## What the task requires
Output the lines from the start of the records through the line containing "- run-once-button[interactable]: [125, 646, 157, 678]", copying each one exactly as it appears.
·····
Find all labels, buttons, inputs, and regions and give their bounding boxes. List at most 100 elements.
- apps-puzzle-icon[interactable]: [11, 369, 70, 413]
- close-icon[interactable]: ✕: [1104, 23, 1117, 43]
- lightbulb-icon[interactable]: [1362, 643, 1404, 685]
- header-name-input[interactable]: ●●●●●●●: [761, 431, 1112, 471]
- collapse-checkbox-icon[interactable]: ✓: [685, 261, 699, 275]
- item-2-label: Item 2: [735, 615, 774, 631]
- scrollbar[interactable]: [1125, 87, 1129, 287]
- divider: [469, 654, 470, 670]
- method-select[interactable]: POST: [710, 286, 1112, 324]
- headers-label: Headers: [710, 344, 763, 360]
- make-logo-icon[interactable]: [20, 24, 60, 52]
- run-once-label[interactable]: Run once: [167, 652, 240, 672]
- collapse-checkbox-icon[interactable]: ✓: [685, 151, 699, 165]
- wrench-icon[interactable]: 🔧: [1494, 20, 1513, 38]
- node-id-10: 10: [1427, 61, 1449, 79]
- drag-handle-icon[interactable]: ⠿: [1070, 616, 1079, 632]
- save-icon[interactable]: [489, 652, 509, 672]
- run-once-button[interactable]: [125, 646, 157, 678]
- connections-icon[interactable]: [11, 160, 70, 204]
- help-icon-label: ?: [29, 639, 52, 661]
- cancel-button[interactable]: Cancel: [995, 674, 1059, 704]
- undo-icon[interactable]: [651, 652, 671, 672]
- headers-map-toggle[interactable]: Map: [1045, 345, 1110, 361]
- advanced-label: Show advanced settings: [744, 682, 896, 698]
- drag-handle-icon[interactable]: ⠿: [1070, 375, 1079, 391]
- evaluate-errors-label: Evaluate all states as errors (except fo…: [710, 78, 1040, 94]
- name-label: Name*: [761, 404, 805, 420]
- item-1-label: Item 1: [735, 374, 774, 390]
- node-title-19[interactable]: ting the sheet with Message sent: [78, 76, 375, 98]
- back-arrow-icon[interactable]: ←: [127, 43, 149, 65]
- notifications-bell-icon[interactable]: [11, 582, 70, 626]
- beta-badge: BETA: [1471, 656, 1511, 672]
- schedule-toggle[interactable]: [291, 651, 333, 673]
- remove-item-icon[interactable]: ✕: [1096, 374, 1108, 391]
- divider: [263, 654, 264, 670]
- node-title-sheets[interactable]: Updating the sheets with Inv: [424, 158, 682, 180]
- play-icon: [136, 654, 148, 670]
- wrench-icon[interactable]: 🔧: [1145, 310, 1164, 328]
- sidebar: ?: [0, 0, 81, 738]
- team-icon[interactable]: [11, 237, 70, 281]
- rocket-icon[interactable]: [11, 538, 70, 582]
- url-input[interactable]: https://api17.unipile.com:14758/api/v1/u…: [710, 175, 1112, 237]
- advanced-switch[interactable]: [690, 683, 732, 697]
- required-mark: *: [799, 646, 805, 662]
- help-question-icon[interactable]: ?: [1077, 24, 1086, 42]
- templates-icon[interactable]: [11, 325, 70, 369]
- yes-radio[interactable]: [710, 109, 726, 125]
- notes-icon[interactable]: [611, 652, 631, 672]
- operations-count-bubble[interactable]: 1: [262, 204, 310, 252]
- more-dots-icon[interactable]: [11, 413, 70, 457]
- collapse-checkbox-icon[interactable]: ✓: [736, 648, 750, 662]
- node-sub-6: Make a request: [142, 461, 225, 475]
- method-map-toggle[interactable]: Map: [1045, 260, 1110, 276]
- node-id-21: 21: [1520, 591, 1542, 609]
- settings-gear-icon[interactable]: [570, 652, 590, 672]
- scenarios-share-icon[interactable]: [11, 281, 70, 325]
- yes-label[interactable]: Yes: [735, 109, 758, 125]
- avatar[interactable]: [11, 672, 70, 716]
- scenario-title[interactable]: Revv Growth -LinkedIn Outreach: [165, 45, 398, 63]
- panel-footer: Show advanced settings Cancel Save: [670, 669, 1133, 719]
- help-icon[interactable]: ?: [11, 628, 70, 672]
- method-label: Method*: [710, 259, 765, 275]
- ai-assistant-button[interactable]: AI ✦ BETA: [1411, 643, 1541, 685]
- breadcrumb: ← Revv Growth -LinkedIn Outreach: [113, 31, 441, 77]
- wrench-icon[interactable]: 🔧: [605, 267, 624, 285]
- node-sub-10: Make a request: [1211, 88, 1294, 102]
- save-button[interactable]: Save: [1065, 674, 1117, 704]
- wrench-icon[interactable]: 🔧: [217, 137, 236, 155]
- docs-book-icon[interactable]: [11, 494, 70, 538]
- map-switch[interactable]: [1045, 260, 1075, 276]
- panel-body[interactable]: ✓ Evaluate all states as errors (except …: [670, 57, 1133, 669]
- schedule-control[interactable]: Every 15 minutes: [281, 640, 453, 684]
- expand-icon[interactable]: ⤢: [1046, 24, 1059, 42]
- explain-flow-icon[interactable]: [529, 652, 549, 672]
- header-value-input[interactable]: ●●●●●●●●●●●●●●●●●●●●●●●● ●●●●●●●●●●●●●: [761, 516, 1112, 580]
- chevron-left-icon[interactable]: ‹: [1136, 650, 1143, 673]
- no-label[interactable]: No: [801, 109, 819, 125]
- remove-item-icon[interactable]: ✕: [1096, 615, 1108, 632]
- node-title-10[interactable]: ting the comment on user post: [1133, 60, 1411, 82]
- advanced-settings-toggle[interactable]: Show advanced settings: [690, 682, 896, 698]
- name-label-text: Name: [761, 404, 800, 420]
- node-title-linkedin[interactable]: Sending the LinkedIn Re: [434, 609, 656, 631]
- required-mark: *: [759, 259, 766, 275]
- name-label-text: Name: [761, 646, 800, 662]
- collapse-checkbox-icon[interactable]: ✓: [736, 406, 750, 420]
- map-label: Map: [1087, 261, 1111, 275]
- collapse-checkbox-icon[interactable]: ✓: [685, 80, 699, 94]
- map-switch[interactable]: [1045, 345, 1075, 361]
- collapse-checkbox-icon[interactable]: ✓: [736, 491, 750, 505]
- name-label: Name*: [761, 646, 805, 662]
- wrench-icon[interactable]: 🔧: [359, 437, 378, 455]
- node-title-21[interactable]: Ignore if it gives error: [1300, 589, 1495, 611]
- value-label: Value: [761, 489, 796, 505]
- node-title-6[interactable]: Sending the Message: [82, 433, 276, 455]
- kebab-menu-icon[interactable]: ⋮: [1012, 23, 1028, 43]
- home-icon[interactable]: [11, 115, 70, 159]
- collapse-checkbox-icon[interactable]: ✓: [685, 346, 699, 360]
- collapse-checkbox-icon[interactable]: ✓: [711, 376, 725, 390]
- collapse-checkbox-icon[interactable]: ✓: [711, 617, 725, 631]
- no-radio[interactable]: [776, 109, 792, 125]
·····
## Answer in full
Find all labels, buttons, inputs, and regions and give their bounding boxes. List at most 100 elements.
- apps-puzzle-icon[interactable]: [11, 369, 70, 413]
- close-icon[interactable]: ✕: [1104, 23, 1117, 43]
- lightbulb-icon[interactable]: [1362, 643, 1404, 685]
- header-name-input[interactable]: ●●●●●●●: [761, 431, 1112, 471]
- collapse-checkbox-icon[interactable]: ✓: [685, 261, 699, 275]
- item-2-label: Item 2: [735, 615, 774, 631]
- scrollbar[interactable]: [1125, 87, 1129, 287]
- divider: [469, 654, 470, 670]
- method-select[interactable]: POST: [710, 286, 1112, 324]
- headers-label: Headers: [710, 344, 763, 360]
- make-logo-icon[interactable]: [20, 24, 60, 52]
- run-once-label[interactable]: Run once: [167, 652, 240, 672]
- collapse-checkbox-icon[interactable]: ✓: [685, 151, 699, 165]
- wrench-icon[interactable]: 🔧: [1494, 20, 1513, 38]
- node-id-10: 10: [1427, 61, 1449, 79]
- drag-handle-icon[interactable]: ⠿: [1070, 616, 1079, 632]
- save-icon[interactable]: [489, 652, 509, 672]
- run-once-button[interactable]: [125, 646, 157, 678]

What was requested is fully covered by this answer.